» Exercise goal:
Can you output the records below exactly as they are written?
>> START Extracted records
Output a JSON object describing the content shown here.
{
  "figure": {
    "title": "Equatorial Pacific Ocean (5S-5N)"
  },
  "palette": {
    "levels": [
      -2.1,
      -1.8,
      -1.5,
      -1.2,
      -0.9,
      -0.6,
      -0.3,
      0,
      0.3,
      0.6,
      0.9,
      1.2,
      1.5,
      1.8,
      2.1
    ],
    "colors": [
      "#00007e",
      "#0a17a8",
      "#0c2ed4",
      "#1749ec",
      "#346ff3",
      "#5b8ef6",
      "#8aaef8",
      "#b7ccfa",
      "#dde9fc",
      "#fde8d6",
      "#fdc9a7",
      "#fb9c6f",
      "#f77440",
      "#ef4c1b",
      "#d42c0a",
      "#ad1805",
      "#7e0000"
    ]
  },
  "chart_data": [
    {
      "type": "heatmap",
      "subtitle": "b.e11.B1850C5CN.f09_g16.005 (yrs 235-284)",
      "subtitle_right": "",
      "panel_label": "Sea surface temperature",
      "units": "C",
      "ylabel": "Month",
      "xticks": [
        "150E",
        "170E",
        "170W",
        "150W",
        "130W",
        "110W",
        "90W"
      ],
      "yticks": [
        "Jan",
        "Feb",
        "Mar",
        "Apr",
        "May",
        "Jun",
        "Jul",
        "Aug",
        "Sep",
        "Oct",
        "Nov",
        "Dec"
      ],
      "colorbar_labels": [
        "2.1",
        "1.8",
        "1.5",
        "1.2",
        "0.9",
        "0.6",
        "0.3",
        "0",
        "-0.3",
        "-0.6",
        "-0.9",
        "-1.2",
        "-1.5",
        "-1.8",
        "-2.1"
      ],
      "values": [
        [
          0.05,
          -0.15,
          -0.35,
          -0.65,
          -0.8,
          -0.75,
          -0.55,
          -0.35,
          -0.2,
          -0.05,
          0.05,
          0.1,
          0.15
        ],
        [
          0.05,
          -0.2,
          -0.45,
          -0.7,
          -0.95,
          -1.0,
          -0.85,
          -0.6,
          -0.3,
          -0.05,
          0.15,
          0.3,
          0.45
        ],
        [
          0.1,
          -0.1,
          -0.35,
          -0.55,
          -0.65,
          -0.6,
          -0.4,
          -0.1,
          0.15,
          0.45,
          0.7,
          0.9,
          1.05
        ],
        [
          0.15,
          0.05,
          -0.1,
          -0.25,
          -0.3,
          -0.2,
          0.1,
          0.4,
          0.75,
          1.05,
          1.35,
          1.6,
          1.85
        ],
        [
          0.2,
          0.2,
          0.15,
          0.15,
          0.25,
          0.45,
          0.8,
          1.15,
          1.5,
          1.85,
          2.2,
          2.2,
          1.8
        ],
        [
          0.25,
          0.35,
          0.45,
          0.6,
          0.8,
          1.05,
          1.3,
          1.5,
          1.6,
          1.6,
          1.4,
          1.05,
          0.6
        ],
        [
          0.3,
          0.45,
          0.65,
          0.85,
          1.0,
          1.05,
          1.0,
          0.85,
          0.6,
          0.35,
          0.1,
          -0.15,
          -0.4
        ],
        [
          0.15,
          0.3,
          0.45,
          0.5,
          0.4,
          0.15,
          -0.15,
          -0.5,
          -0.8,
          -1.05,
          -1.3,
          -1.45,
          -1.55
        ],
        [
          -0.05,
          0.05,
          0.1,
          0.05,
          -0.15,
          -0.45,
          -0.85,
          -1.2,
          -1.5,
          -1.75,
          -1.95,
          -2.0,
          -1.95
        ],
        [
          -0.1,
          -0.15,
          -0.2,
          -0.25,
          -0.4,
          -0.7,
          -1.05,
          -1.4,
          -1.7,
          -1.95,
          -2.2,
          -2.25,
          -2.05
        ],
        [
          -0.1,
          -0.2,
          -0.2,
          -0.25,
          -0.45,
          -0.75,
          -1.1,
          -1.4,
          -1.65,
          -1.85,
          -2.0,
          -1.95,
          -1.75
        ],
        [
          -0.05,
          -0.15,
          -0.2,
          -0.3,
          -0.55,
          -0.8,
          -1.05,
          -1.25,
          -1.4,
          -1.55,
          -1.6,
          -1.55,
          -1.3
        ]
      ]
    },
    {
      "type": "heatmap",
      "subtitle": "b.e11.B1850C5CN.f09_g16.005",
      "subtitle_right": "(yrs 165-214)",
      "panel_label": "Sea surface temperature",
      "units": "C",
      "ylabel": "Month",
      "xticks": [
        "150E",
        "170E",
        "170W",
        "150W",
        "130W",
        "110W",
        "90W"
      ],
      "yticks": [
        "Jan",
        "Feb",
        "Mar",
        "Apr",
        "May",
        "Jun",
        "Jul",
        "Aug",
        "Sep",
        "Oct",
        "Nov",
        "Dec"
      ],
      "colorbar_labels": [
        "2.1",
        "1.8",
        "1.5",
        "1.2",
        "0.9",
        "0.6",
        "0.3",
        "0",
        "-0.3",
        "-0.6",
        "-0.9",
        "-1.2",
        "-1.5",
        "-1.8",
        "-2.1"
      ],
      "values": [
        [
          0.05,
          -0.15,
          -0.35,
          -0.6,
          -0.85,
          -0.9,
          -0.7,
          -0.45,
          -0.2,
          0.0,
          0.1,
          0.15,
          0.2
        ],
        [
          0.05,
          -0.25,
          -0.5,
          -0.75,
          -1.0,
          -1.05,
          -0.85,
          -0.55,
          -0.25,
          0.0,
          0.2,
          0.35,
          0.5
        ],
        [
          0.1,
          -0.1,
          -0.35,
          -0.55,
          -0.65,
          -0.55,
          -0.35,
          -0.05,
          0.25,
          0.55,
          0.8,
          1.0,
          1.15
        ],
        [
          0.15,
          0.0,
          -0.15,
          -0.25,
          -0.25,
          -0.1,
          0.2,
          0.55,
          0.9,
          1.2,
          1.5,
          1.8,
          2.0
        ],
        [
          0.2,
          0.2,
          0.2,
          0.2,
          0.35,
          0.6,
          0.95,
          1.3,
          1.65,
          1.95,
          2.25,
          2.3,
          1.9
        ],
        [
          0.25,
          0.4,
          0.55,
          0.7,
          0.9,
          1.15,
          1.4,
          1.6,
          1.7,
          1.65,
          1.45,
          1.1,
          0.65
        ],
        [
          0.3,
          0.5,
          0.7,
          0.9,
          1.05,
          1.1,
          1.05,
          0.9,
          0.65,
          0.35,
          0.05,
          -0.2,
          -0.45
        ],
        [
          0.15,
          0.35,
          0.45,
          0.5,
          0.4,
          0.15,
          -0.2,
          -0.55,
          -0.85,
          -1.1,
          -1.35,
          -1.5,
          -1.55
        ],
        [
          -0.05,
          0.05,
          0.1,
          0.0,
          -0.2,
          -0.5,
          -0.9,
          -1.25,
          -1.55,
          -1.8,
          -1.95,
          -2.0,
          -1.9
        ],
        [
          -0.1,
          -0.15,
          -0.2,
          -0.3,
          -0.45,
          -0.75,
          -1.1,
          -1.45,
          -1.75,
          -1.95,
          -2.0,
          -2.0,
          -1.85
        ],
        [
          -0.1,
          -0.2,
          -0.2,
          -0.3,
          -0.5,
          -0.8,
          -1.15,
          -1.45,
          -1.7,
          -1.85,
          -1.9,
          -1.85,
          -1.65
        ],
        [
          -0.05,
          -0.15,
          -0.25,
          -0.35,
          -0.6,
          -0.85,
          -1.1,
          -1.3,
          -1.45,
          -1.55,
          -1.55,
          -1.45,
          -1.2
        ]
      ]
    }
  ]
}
>> END Extracted records
» The answer:
Output a JSON object describing the content shown here.
{
  "figure": {
    "title": "Equatorial Pacific Ocean (5S-5N)"
  },
  "palette": {
    "levels": [
      -2.1,
      -1.8,
      -1.5,
      -1.2,
      -0.9,
      -0.6,
      -0.3,
      0,
      0.3,
      0.6,
      0.9,
      1.2,
      1.5,
      1.8,
      2.1
    ],
    "colors": [
      "#00007e",
      "#0a17a8",
      "#0c2ed4",
      "#1749ec",
      "#346ff3",
      "#5b8ef6",
      "#8aaef8",
      "#b7ccfa",
      "#dde9fc",
      "#fde8d6",
      "#fdc9a7",
      "#fb9c6f",
      "#f77440",
      "#ef4c1b",
      "#d42c0a",
      "#ad1805",
      "#7e0000"
    ]
  },
  "chart_data": [
    {
      "type": "heatmap",
      "subtitle": "b.e11.B1850C5CN.f09_g16.005 (yrs 235-284)",
      "subtitle_right": "",
      "panel_label": "Sea surface temperature",
      "units": "C",
      "ylabel": "Month",
      "xticks": [
        "150E",
        "170E",
        "170W",
        "150W",
        "130W",
        "110W",
        "90W"
      ],
      "yticks": [
        "Jan",
        "Feb",
        "Mar",
        "Apr",
        "May",
        "Jun",
        "Jul",
        "Aug",
        "Sep",
        "Oct",
        "Nov",
        "Dec"
      ],
      "colorbar_labels": [
        "2.1",
        "1.8",
        "1.5",
        "1.2",
        "0.9",
        "0.6",
        "0.3",
        "0",
        "-0.3",
        "-0.6",
        "-0.9",
        "-1.2",
        "-1.5",
        "-1.8",
        "-2.1"
      ],
      "values": [
        [
          0.05,
          -0.15,
          -0.35,
          -0.65,
          -0.8,
          -0.75,
          -0.55,
          -0.35,
          -0.2,
          -0.05,
          0.05,
          0.1,
          0.15
        ],
        [
          0.05,
          -0.2,
          -0.45,
          -0.7,
          -0.95,
          -1.0,
          -0.85,
          -0.6,
          -0.3,
          -0.05,
          0.15,
          0.3,
          0.45
        ],
        [
          0.1,
          -0.1,
          -0.35,
          -0.55,
          -0.65,
          -0.6,
          -0.4,
          -0.1,
          0.15,
          0.45,
          0.7,
          0.9,
          1.05
        ],
        [
          0.15,
          0.05,
          -0.1,
          -0.25,
          -0.3,
          -0.2,
          0.1,
          0.4,
          0.75,
          1.05,
          1.35,
          1.6,
          1.85
        ],
        [
          0.2,
          0.2,
          0.15,
          0.15,
          0.25,
          0.45,
          0.8,
          1.15,
          1.5,
          1.85,
          2.2,
          2.2,
          1.8
        ],
        [
          0.25,
          0.35,
          0.45,
          0.6,
          0.8,
          1.05,
          1.3,
          1.5,
          1.6,
          1.6,
          1.4,
          1.05,
          0.6
        ],
        [
          0.3,
          0.45,
          0.65,
          0.85,
          1.0,
          1.05,
          1.0,
          0.85,
          0.6,
          0.35,
          0.1,
          -0.15,
          -0.4
        ],
        [
          0.15,
          0.3,
          0.45,
          0.5,
          0.4,
          0.15,
          -0.15,
          -0.5,
          -0.8,
          -1.05,
          -1.3,
          -1.45,
          -1.55
        ],
        [
          -0.05,
          0.05,
          0.1,
          0.05,
          -0.15,
          -0.45,
          -0.85,
          -1.2,
          -1.5,
          -1.75,
          -1.95,
          -2.0,
          -1.95
        ],
        [
          -0.1,
          -0.15,
          -0.2,
          -0.25,
          -0.4,
          -0.7,
          -1.05,
          -1.4,
          -1.7,
          -1.95,
          -2.2,
          -2.25,
          -2.05
        ],
        [
          -0.1,
          -0.2,
          -0.2,
          -0.25,
          -0.45,
          -0.75,
          -1.1,
          -1.4,
          -1.65,
          -1.85,
          -2.0,
          -1.95,
          -1.75
        ],
        [
          -0.05,
          -0.15,
          -0.2,
          -0.3,
          -0.55,
          -0.8,
          -1.05,
          -1.25,
          -1.4,
          -1.55,
          -1.6,
          -1.55,
          -1.3
        ]
      ]
    },
    {
      "type": "heatmap",
      "subtitle": "b.e11.B1850C5CN.f09_g16.005",
      "subtitle_right": "(yrs 165-214)",
      "panel_label": "Sea surface temperature",
      "units": "C",
      "ylabel": "Month",
      "xticks": [
        "150E",
        "170E",
        "170W",
        "150W",
        "130W",
        "110W",
        "90W"
      ],
      "yticks": [
        "Jan",
        "Feb",
        "Mar",
        "Apr",
        "May",
        "Jun",
        "Jul",
        "Aug",
        "Sep",
        "Oct",
        "Nov",
        "Dec"
      ],
      "colorbar_labels": [
        "2.1",
        "1.8",
        "1.5",
        "1.2",
        "0.9",
        "0.6",
        "0.3",
        "0",
        "-0.3",
        "-0.6",
        "-0.9",
        "-1.2",
        "-1.5",
        "-1.8",
        "-2.1"
      ],
      "values": [
        [
          0.05,
          -0.15,
          -0.35,
          -0.6,
          -0.85,
          -0.9,
          -0.7,
          -0.45,
          -0.2,
          0.0,
          0.1,
          0.15,
          0.2
        ],
        [
          0.05,
          -0.25,
          -0.5,
          -0.75,
          -1.0,
          -1.05,
          -0.85,
          -0.55,
          -0.25,
          0.0,
          0.2,
          0.35,
          0.5
        ],
        [
          0.1,
          -0.1,
          -0.35,
          -0.55,
          -0.65,
          -0.55,
          -0.35,
          -0.05,
          0.25,
          0.55,
          0.8,
          1.0,
          1.15
        ],
        [
          0.15,
          0.0,
          -0.15,
          -0.25,
          -0.25,
          -0.1,
          0.2,
          0.55,
          0.9,
          1.2,
          1.5,
          1.8,
          2.0
        ],
        [
          0.2,
          0.2,
          0.2,
          0.2,
          0.35,
          0.6,
          0.95,
          1.3,
          1.65,
          1.95,
          2.25,
          2.3,
          1.9
        ],
        [
          0.25,
          0.4,
          0.55,
          0.7,
          0.9,
          1.15,
          1.4,
          1.6,
          1.7,
          1.65,
          1.45,
          1.1,
          0.65
        ],
        [
          0.3,
          0.5,
          0.7,
          0.9,
          1.05,
          1.1,
          1.05,
          0.9,
          0.65,
          0.35,
          0.05,
          -0.2,
          -0.45
        ],
        [
          0.15,
          0.35,
          0.45,
          0.5,
          0.4,
          0.15,
          -0.2,
          -0.55,
          -0.85,
          -1.1,
          -1.35,
          -1.5,
          -1.55
        ],
        [
          -0.05,
          0.05,
          0.1,
          0.0,
          -0.2,
          -0.5,
          -0.9,
          -1.25,
          -1.55,
          -1.8,
          -1.95,
          -2.0,
          -1.9
        ],
        [
          -0.1,
          -0.15,
          -0.2,
          -0.3,
          -0.45,
          -0.75,
          -1.1,
          -1.45,
          -1.75,
          -1.95,
          -2.0,
          -2.0,
          -1.85
        ],
        [
          -0.1,
          -0.2,
          -0.2,
          -0.3,
          -0.5,
          -0.8,
          -1.15,
          -1.45,
          -1.7,
          -1.85,
          -1.9,
          -1.85,
          -1.65
        ],
        [
          -0.05,
          -0.15,
          -0.25,
          -0.35,
          -0.6,
          -0.85,
          -1.1,
          -1.3,
          -1.45,
          -1.55,
          -1.55,
          -1.45,
          -1.2
        ]
      ]
    }
  ]
}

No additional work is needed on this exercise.